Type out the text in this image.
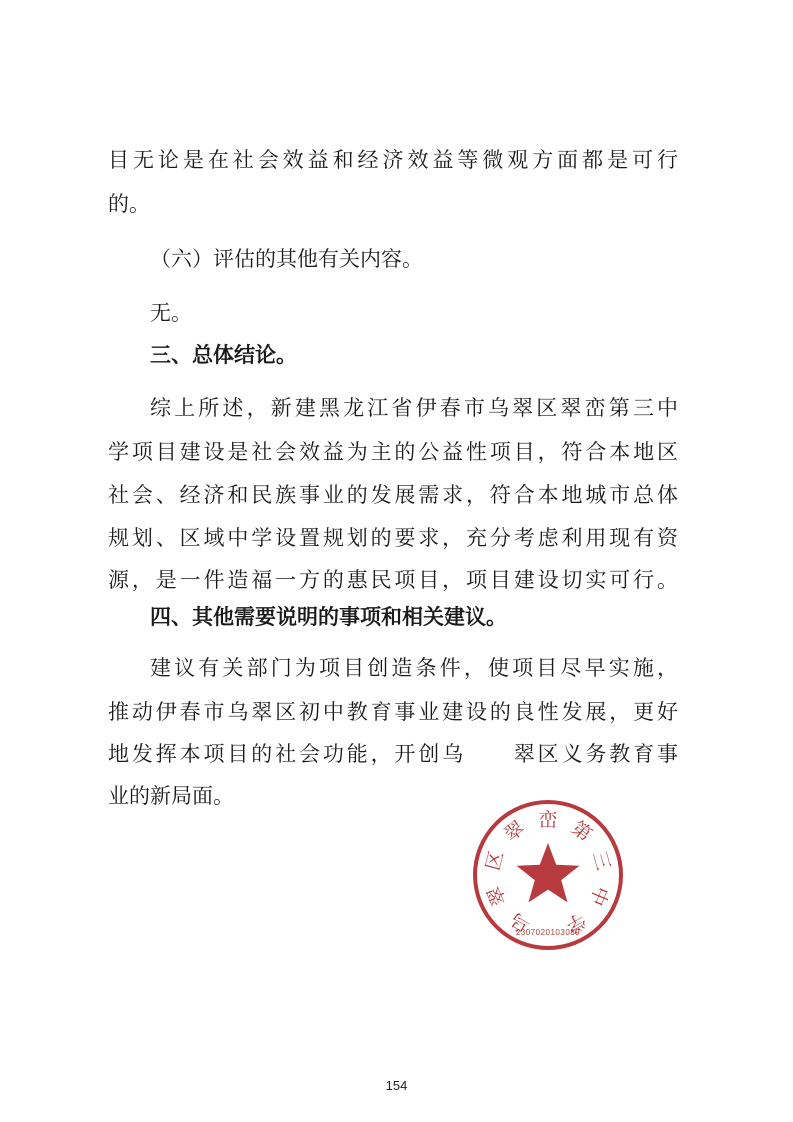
目无论是在社会效益和经济效益等微观方面都是可行
的。
（六）评估的其他有关内容。
无。
三、总体结论。
综上所述，新建黑龙江省伊春市乌翠区翠峦第三中
学项目建设是社会效益为主的公益性项目，符合本地区
社会、经济和民族事业的发展需求，符合本地城市总体
规划、区域中学设置规划的要求，充分考虑利用现有资
源，是一件造福一方的惠民项目，项目建设切实可行。
四、其他需要说明的事项和相关建议。
建议有关部门为项目创造条件，使项目尽早实施，
推动伊春市乌翠区初中教育事业建设的良性发展，更好
地发挥本项目的社会功能，开创乌　　翠区义务教育事
业的新局面。
乌
翠
区
翠 峦 第
三
中
学
2307020103089
154
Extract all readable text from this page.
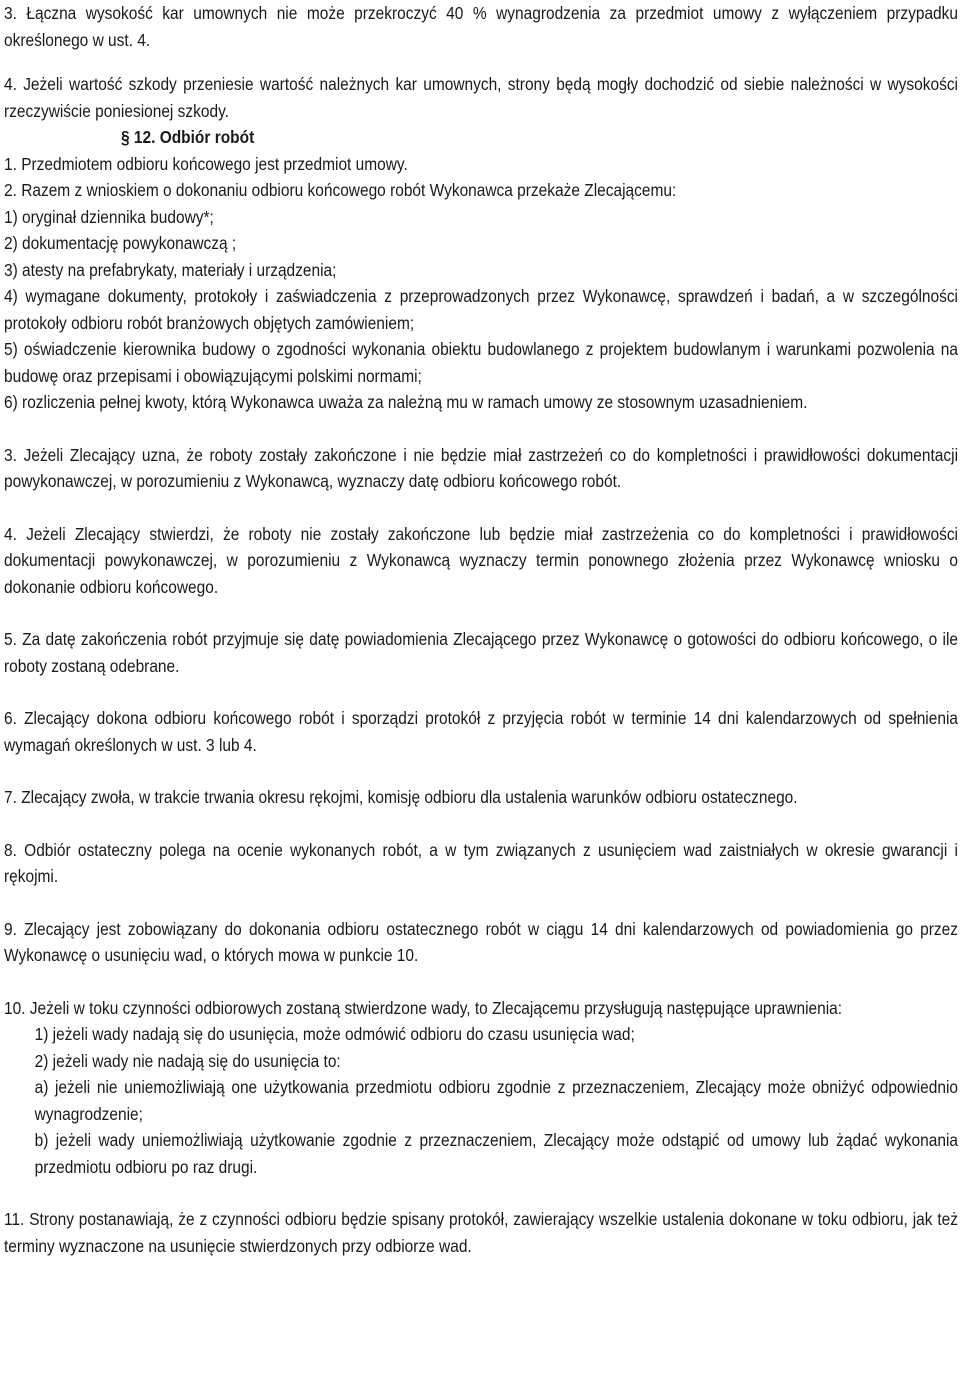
3. Łączna wysokość kar umownych nie może przekroczyć 40 % wynagrodzenia za przedmiot umowy z wyłączeniem przypadku określonego w ust. 4.

4. Jeżeli wartość szkody przeniesie wartość należnych kar umownych, strony będą mogły dochodzić od siebie należności w wysokości rzeczywiście poniesionej szkody.

§ 12. Odbiór robót

1. Przedmiotem odbioru końcowego jest przedmiot umowy.

2. Razem z wnioskiem o dokonaniu odbioru końcowego robót Wykonawca przekaże Zlecającemu:

1) oryginał dziennika budowy*;

2) dokumentację powykonawczą ;

3) atesty na prefabrykaty, materiały i urządzenia;

4) wymagane dokumenty, protokoły i zaświadczenia z przeprowadzonych przez Wykonawcę, sprawdzeń i badań, a w szczególności protokoły odbioru robót branżowych objętych zamówieniem;

5) oświadczenie kierownika budowy o zgodności wykonania obiektu budowlanego z projektem budowlanym i warunkami pozwolenia na budowę oraz przepisami i obowiązującymi polskimi normami;

6) rozliczenia pełnej kwoty, którą Wykonawca uważa za należną mu w ramach umowy ze stosownym uzasadnieniem.

3. Jeżeli Zlecający uzna, że roboty zostały zakończone i nie będzie miał zastrzeżeń co do kompletności i prawidłowości dokumentacji powykonawczej, w porozumieniu z Wykonawcą, wyznaczy datę odbioru końcowego robót.

4. Jeżeli Zlecający stwierdzi, że roboty nie zostały zakończone lub będzie miał zastrzeżenia co do kompletności i prawidłowości dokumentacji powykonawczej, w porozumieniu z Wykonawcą wyznaczy termin ponownego złożenia przez Wykonawcę wniosku o dokonanie odbioru końcowego.

5. Za datę zakończenia robót przyjmuje się datę powiadomienia Zlecającego przez Wykonawcę o gotowości do odbioru końcowego, o ile roboty zostaną odebrane.

6. Zlecający dokona odbioru końcowego robót i sporządzi protokół z przyjęcia robót w terminie 14 dni kalendarzowych od spełnienia wymagań określonych w ust. 3 lub 4.

7. Zlecający zwoła, w trakcie trwania okresu rękojmi, komisję odbioru dla ustalenia warunków odbioru ostatecznego.

8. Odbiór ostateczny polega na ocenie wykonanych robót, a w tym związanych z usunięciem wad zaistniałych w okresie gwarancji i rękojmi.

9. Zlecający jest zobowiązany do dokonania odbioru ostatecznego robót w ciągu 14 dni kalendarzowych od powiadomienia go przez Wykonawcę o usunięciu wad, o których mowa w punkcie 10.

10. Jeżeli w toku czynności odbiorowych zostaną stwierdzone wady, to Zlecającemu przysługują następujące uprawnienia:

1) jeżeli wady nadają się do usunięcia, może odmówić odbioru do czasu usunięcia wad;

2) jeżeli wady nie nadają się do usunięcia to:

a) jeżeli nie uniemożliwiają one użytkowania przedmiotu odbioru zgodnie z przeznaczeniem, Zlecający może obniżyć odpowiednio wynagrodzenie;

b) jeżeli wady uniemożliwiają użytkowanie zgodnie z przeznaczeniem, Zlecający może odstąpić od umowy lub żądać wykonania przedmiotu odbioru po raz drugi.

11. Strony postanawiają, że z czynności odbioru będzie spisany protokół, zawierający wszelkie ustalenia dokonane w toku odbioru, jak też terminy wyznaczone na usunięcie stwierdzonych przy odbiorze wad.
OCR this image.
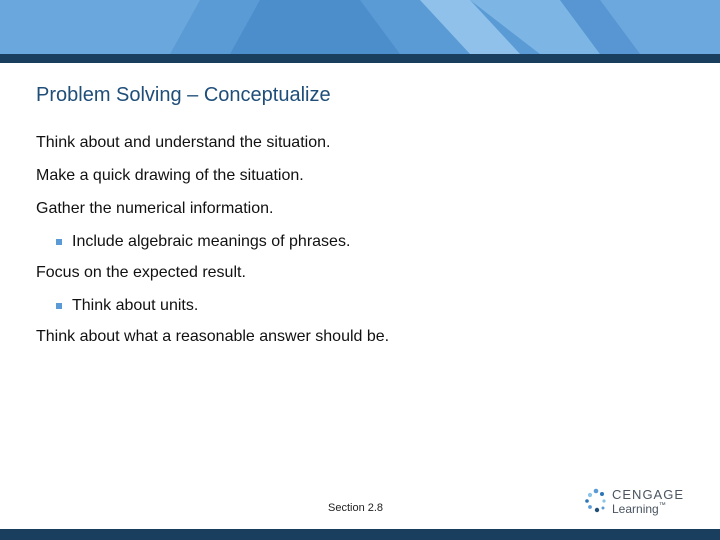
Problem Solving – Conceptualize
Think about and understand the situation.
Make a quick drawing of the situation.
Gather the numerical information.
Include algebraic meanings of phrases.
Focus on the expected result.
Think about units.
Think about what a reasonable answer should be.
Section 2.8
CENGAGE
Learning™
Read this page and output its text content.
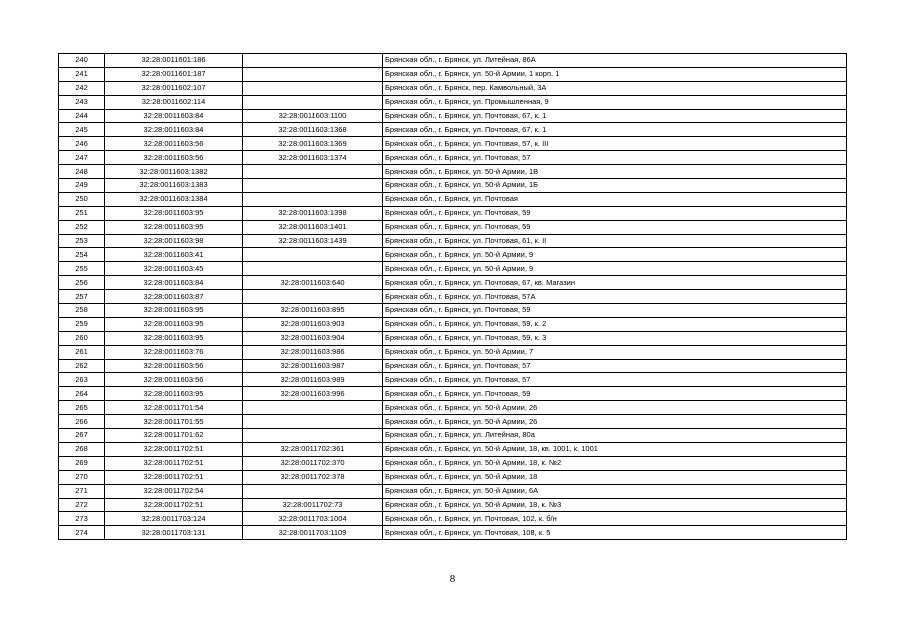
240	32:28:0011601:186		Брянская обл., г. Брянск, ул. Литейная, 86А
241	32:28:0011601:187		Брянская обл., г. Брянск, ул. 50-й Армии, 1 корп. 1
242	32:28:0011602:107		Брянская обл., г. Брянск, пер. Камвольный, 3А
243	32:28:0011602:114		Брянская обл., г. Брянск, ул. Промышленная, 9
244	32:28:0011603:84	32:28:0011603:1100	Брянская обл., г. Брянск, ул. Почтовая, 67, к. 1
245	32:28:0011603:84	32:28:0011603:1368	Брянская обл., г. Брянск, ул. Почтовая, 67, к. 1
246	32:28:0011603:56	32:28:0011603:1369	Брянская обл., г. Брянск, ул. Почтовая, 57, к. III
247	32:28:0011603:56	32:28:0011603:1374	Брянская обл., г. Брянск, ул. Почтовая, 57
248	32:28:0011603:1382		Брянская обл., г. Брянск, ул. 50-й Армии, 1В
249	32:28:0011603:1383		Брянская обл., г. Брянск, ул. 50-й Армии, 1Б
250	32:28:0011603:1384		Брянская обл., г. Брянск, ул. Почтовая
251	32:28:0011603:95	32:28:0011603:1398	Брянская обл., г. Брянск, ул. Почтовая, 59
252	32:28:0011603:95	32:28:0011603:1401	Брянская обл., г. Брянск, ул. Почтовая, 59
253	32:28:0011603:98	32:28:0011603:1439	Брянская обл., г. Брянск, ул. Почтовая, 61, к. II
254	32:28:0011603:41		Брянская обл., г. Брянск, ул. 50-й Армии, 9
255	32:28:0011603:45		Брянская обл., г. Брянск, ул. 50-й Армии, 9
256	32:28:0011603:84	32:28:0011603:640	Брянская обл., г. Брянск, ул. Почтовая, 67, кв. Магазин
257	32:28:0011603:87		Брянская обл., г. Брянск, ул. Почтовая, 57А
258	32:28:0011603:95	32:28:0011603:895	Брянская обл., г. Брянск, ул. Почтовая, 59
259	32:28:0011603:95	32:28:0011603:903	Брянская обл., г. Брянск, ул. Почтовая, 59, к. 2
260	32:28:0011603:95	32:28:0011603:904	Брянская обл., г. Брянск, ул. Почтовая, 59, к. 3
261	32:28:0011603:76	32:28:0011603:986	Брянская обл., г. Брянск, ул. 50-й Армии, 7
262	32:28:0011603:56	32:28:0011603:987	Брянская обл., г. Брянск, ул. Почтовая, 57
263	32:28:0011603:56	32:28:0011603:989	Брянская обл., г. Брянск, ул. Почтовая, 57
264	32:28:0011603:95	32:28:0011603:996	Брянская обл., г. Брянск, ул. Почтовая, 59
265	32:28:0011701:54		Брянская обл., г. Брянск, ул. 50-й Армии, 26
266	32:28:0011701:55		Брянская обл., г. Брянск, ул. 50-й Армии, 26
267	32:28:0011701:62		Брянская обл., г. Брянск, ул. Литейная, 80а
268	32:28:0011702:51	32:28:0011702:361	Брянская обл., г. Брянск, ул. 50-й Армии, 18, кв. 1001, к. 1001
269	32:28:0011702:51	32:28:0011702:370	Брянская обл., г. Брянск, ул. 50-й Армии, 18, к. №2
270	32:28:0011702:51	32:28:0011702:378	Брянская обл., г. Брянск, ул. 50-й Армии, 18
271	32:28:0011702:54		Брянская обл., г. Брянск, ул. 50-й Армии, 6А
272	32:28:0011702:51	32:28:0011702:73	Брянская обл., г. Брянск, ул. 50-й Армии, 18, к. №3
273	32:28:0011703:124	32:28:0011703:1004	Брянская обл., г. Брянск, ул. Почтовая, 102, к. б/н
274	32:28:0011703:131	32:28:0011703:1109	Брянская обл., г. Брянск, ул. Почтовая, 108, к. 5
8
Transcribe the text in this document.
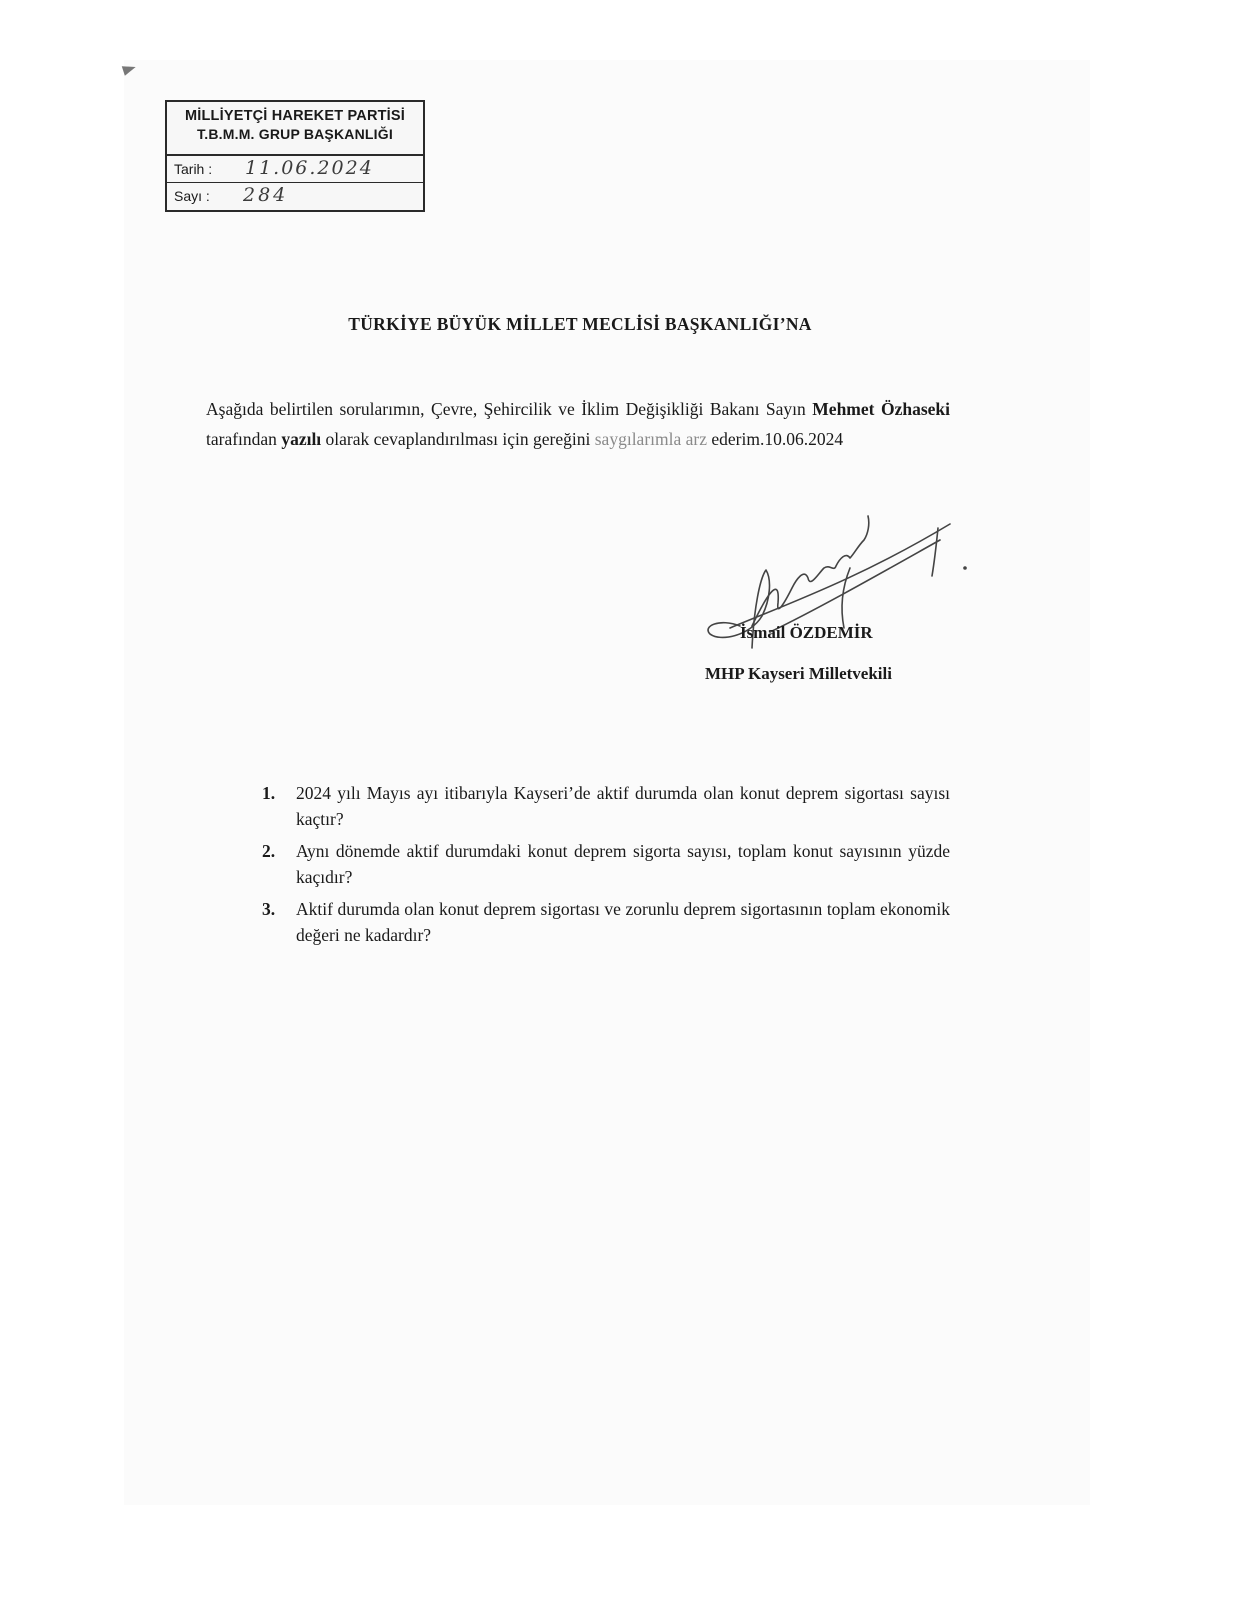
MİLLİYETÇİ HAREKET PARTİSİ
T.B.M.M. GRUP BAŞKANLIĞI
Tarih : 11.06.2024
Sayı : 284
TÜRKİYE BÜYÜK MİLLET MECLİSİ BAŞKANLIĞI’NA
Aşağıda belirtilen sorularımın, Çevre, Şehircilik ve İklim Değişikliği Bakanı Sayın Mehmet Özhaseki tarafından yazılı olarak cevaplandırılması için gereğini saygılarımla arz ederim.10.06.2024
İsmail ÖZDEMİR
MHP Kayseri Milletvekili
1. 2024 yılı Mayıs ayı itibarıyla Kayseri’de aktif durumda olan konut deprem sigortası sayısı kaçtır?
2. Aynı dönemde aktif durumdaki konut deprem sigorta sayısı, toplam konut sayısının yüzde kaçıdır?
3. Aktif durumda olan konut deprem sigortası ve zorunlu deprem sigortasının toplam ekonomik değeri ne kadardır?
——
Return every line above that contains the word "umownych".

3. Łączna wysokość kar umownych nie może przekroczyć 40 % wynagrodzenia za przedmiot umowy z wyłączeniem przypadku określonego w ust. 4.
4. Jeżeli wartość szkody przeniesie wartość należnych kar umownych, strony będą mogły dochodzić od siebie należności w wysokości rzeczywiście poniesionej szkody.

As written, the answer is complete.